Dataset records
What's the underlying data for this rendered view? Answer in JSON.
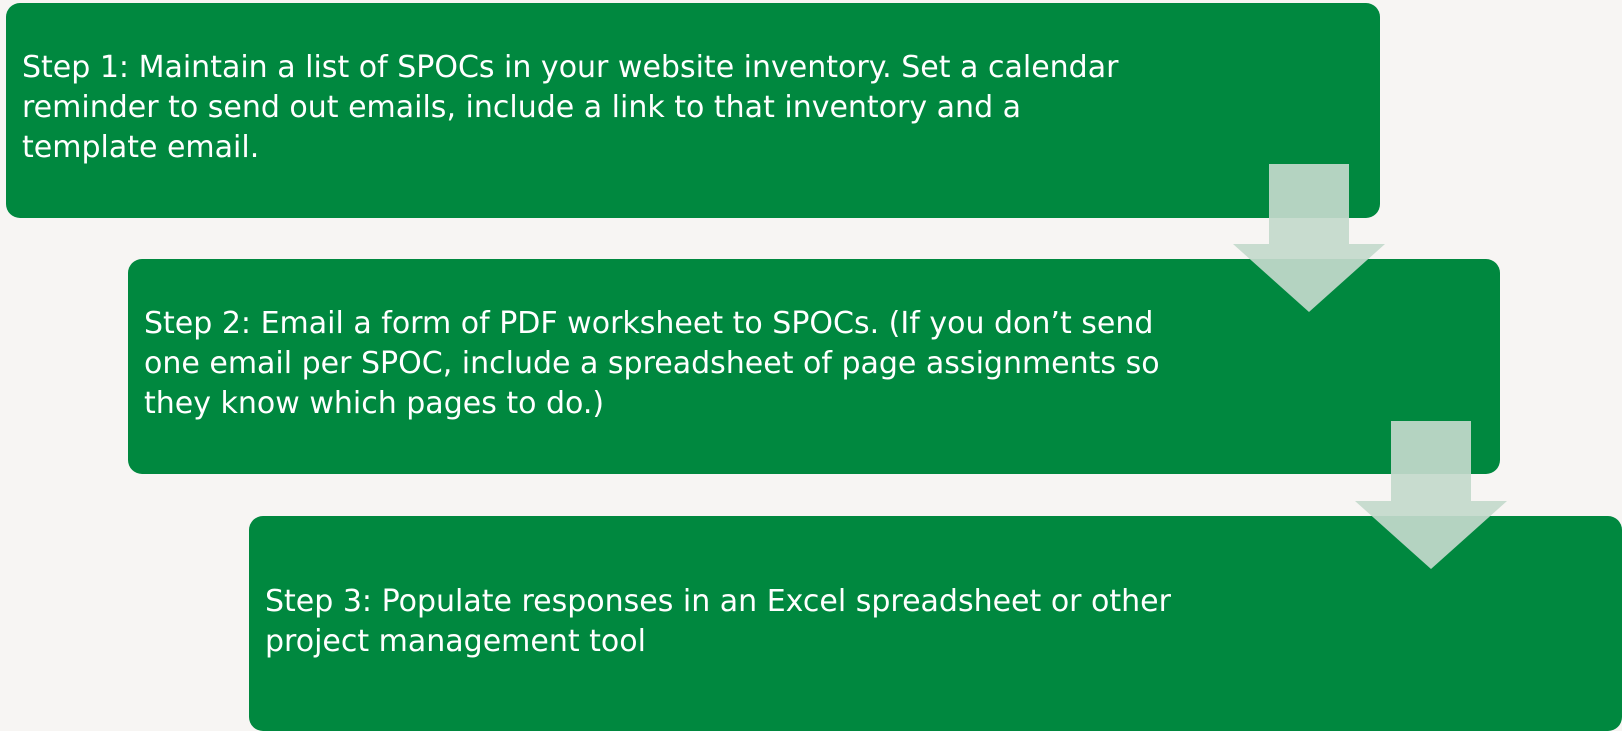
{
  "colors": {
    "background": "#f7f5f3",
    "step_fill": "#00883f",
    "step_text": "#ffffff",
    "arrow_fill": "#c3d9cc"
  },
  "steps": [
    {
      "text": "Step 1: Maintain a list of SPOCs in your website inventory. Set a calendar reminder to send out emails, include a link to that inventory and a template email."
    },
    {
      "text": "Step 2: Email a form of PDF worksheet to SPOCs. (If you don’t send one email per SPOC, include a spreadsheet of page assignments so they know which pages to do.)"
    },
    {
      "text": "Step 3: Populate responses in an Excel spreadsheet or other project management tool"
    }
  ],
  "connectors": [
    {
      "from": 1,
      "to": 2,
      "icon": "down-arrow-icon"
    },
    {
      "from": 2,
      "to": 3,
      "icon": "down-arrow-icon"
    }
  ]
}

• TASK TO COMPLETE
Each record above should be copied character for character, with pictures dropped.

• RESULT OF THIS TASK
What's the underlying data for this rendered view? Answer in JSON.
{
  "colors": {
    "background": "#f7f5f3",
    "step_fill": "#00883f",
    "step_text": "#ffffff",
    "arrow_fill": "#c3d9cc"
  },
  "steps": [
    {
      "text": "Step 1: Maintain a list of SPOCs in your website inventory. Set a calendar reminder to send out emails, include a link to that inventory and a template email."
    },
    {
      "text": "Step 2: Email a form of PDF worksheet to SPOCs. (If you don’t send one email per SPOC, include a spreadsheet of page assignments so they know which pages to do.)"
    },
    {
      "text": "Step 3: Populate responses in an Excel spreadsheet or other project management tool"
    }
  ],
  "connectors": [
    {
      "from": 1,
      "to": 2,
      "icon": "down-arrow-icon"
    },
    {
      "from": 2,
      "to": 3,
      "icon": "down-arrow-icon"
    }
  ]
}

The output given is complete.